| Directive |
Put every line of the records below into a Markdown table with the columns Row and Line, numbering each row and leaving out blank lines.

| Source data |
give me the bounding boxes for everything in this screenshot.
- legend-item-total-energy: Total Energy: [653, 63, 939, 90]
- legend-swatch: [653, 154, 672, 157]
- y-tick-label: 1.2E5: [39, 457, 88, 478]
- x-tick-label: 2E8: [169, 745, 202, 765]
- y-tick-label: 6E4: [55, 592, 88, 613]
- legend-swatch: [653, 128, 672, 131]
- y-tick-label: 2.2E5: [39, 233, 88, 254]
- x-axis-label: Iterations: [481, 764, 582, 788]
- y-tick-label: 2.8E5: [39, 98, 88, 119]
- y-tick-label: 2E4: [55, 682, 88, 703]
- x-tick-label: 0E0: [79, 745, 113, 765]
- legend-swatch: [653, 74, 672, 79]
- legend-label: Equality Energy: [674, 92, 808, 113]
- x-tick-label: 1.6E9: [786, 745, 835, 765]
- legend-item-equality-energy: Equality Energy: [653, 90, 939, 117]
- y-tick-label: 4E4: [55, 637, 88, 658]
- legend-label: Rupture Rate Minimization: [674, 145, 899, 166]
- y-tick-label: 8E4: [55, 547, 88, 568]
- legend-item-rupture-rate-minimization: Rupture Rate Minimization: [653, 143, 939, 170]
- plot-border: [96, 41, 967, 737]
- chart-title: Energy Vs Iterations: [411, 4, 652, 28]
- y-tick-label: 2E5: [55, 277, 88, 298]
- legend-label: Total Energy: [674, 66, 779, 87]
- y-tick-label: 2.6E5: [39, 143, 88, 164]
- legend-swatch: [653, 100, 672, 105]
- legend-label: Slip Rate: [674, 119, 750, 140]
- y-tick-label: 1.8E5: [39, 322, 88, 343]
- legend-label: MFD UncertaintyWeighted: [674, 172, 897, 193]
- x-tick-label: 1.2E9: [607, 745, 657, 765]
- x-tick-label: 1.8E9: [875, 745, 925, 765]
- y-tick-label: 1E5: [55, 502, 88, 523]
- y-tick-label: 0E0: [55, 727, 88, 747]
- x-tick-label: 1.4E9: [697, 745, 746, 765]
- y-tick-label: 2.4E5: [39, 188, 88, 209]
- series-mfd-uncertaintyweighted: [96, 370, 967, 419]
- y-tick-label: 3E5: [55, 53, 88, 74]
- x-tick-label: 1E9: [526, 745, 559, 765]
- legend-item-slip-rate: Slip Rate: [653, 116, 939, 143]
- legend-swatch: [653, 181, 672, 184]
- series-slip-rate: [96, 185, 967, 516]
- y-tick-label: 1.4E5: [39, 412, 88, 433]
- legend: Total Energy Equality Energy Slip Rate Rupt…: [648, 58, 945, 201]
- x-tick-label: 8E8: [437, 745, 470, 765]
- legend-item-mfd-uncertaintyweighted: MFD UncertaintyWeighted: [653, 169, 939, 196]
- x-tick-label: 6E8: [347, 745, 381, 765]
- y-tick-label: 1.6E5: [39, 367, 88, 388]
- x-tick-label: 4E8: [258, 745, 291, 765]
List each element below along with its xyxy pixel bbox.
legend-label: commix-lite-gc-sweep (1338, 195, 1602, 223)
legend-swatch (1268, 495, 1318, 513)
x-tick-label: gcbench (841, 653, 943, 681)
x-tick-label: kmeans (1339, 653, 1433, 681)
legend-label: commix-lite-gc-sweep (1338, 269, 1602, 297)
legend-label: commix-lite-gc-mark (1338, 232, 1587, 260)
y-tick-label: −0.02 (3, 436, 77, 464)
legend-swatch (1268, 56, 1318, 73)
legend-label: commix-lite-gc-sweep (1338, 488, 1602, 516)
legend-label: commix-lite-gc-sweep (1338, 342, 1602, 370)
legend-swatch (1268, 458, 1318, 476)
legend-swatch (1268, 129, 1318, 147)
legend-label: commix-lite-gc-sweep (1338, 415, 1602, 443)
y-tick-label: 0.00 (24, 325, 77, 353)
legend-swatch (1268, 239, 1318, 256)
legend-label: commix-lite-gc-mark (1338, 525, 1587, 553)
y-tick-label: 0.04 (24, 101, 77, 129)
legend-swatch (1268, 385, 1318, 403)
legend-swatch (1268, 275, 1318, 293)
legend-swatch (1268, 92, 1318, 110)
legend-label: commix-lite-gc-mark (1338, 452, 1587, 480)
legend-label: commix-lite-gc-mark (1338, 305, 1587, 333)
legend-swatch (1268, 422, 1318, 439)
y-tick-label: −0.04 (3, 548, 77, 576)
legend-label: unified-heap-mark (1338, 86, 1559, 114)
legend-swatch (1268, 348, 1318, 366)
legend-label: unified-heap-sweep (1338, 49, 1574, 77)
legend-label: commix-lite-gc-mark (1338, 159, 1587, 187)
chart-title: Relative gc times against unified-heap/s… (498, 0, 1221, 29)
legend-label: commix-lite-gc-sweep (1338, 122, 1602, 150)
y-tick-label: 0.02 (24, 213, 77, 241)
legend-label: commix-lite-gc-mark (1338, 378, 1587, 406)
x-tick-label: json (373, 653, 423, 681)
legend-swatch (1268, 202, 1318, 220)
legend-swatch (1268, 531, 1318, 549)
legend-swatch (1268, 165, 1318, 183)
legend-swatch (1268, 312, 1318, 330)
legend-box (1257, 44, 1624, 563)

| Output for this task |
| Row | Line |
|---|---|
| 1 | give me the bounding boxes for everything in this screenshot. |
| 2 | - legend-item-total-energy: Total Energy: [653, 63, 939, 90] |
| 3 | - legend-swatch: [653, 154, 672, 157] |
| 4 | - y-tick-label: 1.2E5: [39, 457, 88, 478] |
| 5 | - x-tick-label: 2E8: [169, 745, 202, 765] |
| 6 | - y-tick-label: 6E4: [55, 592, 88, 613] |
| 7 | - legend-swatch: [653, 128, 672, 131] |
| 8 | - y-tick-label: 2.2E5: [39, 233, 88, 254] |
| 9 | - x-axis-label: Iterations: [481, 764, 582, 788] |
| 10 | - y-tick-label: 2.8E5: [39, 98, 88, 119] |
| 11 | - y-tick-label: 2E4: [55, 682, 88, 703] |
| 12 | - x-tick-label: 0E0: [79, 745, 113, 765] |
| 13 | - legend-swatch: [653, 74, 672, 79] |
| 14 | - legend-label: Equality Energy: [674, 92, 808, 113] |
| 15 | - x-tick-label: 1.6E9: [786, 745, 835, 765] |
| 16 | - legend-item-equality-energy: Equality Energy: [653, 90, 939, 117] |
| 17 | - y-tick-label: 4E4: [55, 637, 88, 658] |
| 18 | - legend-label: Rupture Rate Minimization: [674, 145, 899, 166] |
| 19 | - y-tick-label: 8E4: [55, 547, 88, 568] |
| 20 | - legend-item-rupture-rate-minimization: Rupture Rate Minimization: [653, 143, 939, 170] |
| 21 | - plot-border: [96, 41, 967, 737] |
| 22 | - chart-title: Energy Vs Iterations: [411, 4, 652, 28] |
| 23 | - y-tick-label: 2E5: [55, 277, 88, 298] |
| 24 | - legend-label: Total Energy: [674, 66, 779, 87] |
| 25 | - y-tick-label: 2.6E5: [39, 143, 88, 164] |
| 26 | - legend-swatch: [653, 100, 672, 105] |
| 27 | - legend-label: Slip Rate: [674, 119, 750, 140] |
| 28 | - y-tick-label: 1.8E5: [39, 322, 88, 343] |
| 29 | - legend-label: MFD UncertaintyWeighted: [674, 172, 897, 193] |
| 30 | - x-tick-label: 1.2E9: [607, 745, 657, 765] |
| 31 | - x-tick-label: 1.8E9: [875, 745, 925, 765] |
| 32 | - y-tick-label: 1E5: [55, 502, 88, 523] |
| 33 | - y-tick-label: 0E0: [55, 727, 88, 747] |
| 34 | - x-tick-label: 1.4E9: [697, 745, 746, 765] |
| 35 | - y-tick-label: 2.4E5: [39, 188, 88, 209] |
| 36 | - series-mfd-uncertaintyweighted: [96, 370, 967, 419] |
| 37 | - y-tick-label: 3E5: [55, 53, 88, 74] |
| 38 | - x-tick-label: 1E9: [526, 745, 559, 765] |
| 39 | - legend-item-slip-rate: Slip Rate: [653, 116, 939, 143] |
| 40 | - legend-swatch: [653, 181, 672, 184] |
| 41 | - series-slip-rate: [96, 185, 967, 516] |
| 42 | - y-tick-label: 1.4E5: [39, 412, 88, 433] |
| 43 | - legend: Total Energy Equality Energy Slip Rate Rupt…: [648, 58, 945, 201] |
| 44 | - x-tick-label: 8E8: [437, 745, 470, 765] |
| 45 | - legend-item-mfd-uncertaintyweighted: MFD UncertaintyWeighted: [653, 169, 939, 196] |
| 46 | - x-tick-label: 6E8: [347, 745, 381, 765] |
| 47 | - y-tick-label: 1.6E5: [39, 367, 88, 388] |
| 48 | - x-tick-label: 4E8: [258, 745, 291, 765] |
| 49 | List each element below along with its xyxy pixel bbox. |
| 50 | legend-label: commix-lite-gc-sweep (1338, 195, 1602, 223) |
| 51 | legend-swatch (1268, 495, 1318, 513) |
| 52 | x-tick-label: gcbench (841, 653, 943, 681) |
| 53 | x-tick-label: kmeans (1339, 653, 1433, 681) |
| 54 | legend-label: commix-lite-gc-sweep (1338, 269, 1602, 297) |
| 55 | legend-label: commix-lite-gc-mark (1338, 232, 1587, 260) |
| 56 | y-tick-label: −0.02 (3, 436, 77, 464) |
| 57 | legend-swatch (1268, 56, 1318, 73) |
| 58 | legend-label: commix-lite-gc-sweep (1338, 488, 1602, 516) |
| 59 | legend-label: commix-lite-gc-sweep (1338, 342, 1602, 370) |
| 60 | legend-swatch (1268, 458, 1318, 476) |
| 61 | legend-swatch (1268, 129, 1318, 147) |
| 62 | legend-label: commix-lite-gc-sweep (1338, 415, 1602, 443) |
| 63 | y-tick-label: 0.00 (24, 325, 77, 353) |
| 64 | legend-swatch (1268, 239, 1318, 256) |
| 65 | legend-label: commix-lite-gc-mark (1338, 525, 1587, 553) |
| 66 | y-tick-label: 0.04 (24, 101, 77, 129) |
| 67 | legend-swatch (1268, 385, 1318, 403) |
| 68 | legend-swatch (1268, 275, 1318, 293) |
| 69 | legend-swatch (1268, 92, 1318, 110) |
| 70 | legend-label: commix-lite-gc-mark (1338, 452, 1587, 480) |
| 71 | legend-label: commix-lite-gc-mark (1338, 305, 1587, 333) |
| 72 | legend-swatch (1268, 422, 1318, 439) |
| 73 | y-tick-label: −0.04 (3, 548, 77, 576) |
| 74 | legend-label: unified-heap-mark (1338, 86, 1559, 114) |
| 75 | legend-swatch (1268, 348, 1318, 366) |
| 76 | legend-label: unified-heap-sweep (1338, 49, 1574, 77) |
| 77 | legend-label: commix-lite-gc-mark (1338, 159, 1587, 187) |
| 78 | chart-title: Relative gc times against unified-heap/s… (498, 0, 1221, 29) |
| 79 | legend-label: commix-lite-gc-sweep (1338, 122, 1602, 150) |
| 80 | y-tick-label: 0.02 (24, 213, 77, 241) |
| 81 | legend-label: commix-lite-gc-mark (1338, 378, 1587, 406) |
| 82 | x-tick-label: json (373, 653, 423, 681) |
| 83 | legend-swatch (1268, 202, 1318, 220) |
| 84 | legend-swatch (1268, 531, 1318, 549) |
| 85 | legend-swatch (1268, 165, 1318, 183) |
| 86 | legend-swatch (1268, 312, 1318, 330) |
| 87 | legend-box (1257, 44, 1624, 563) |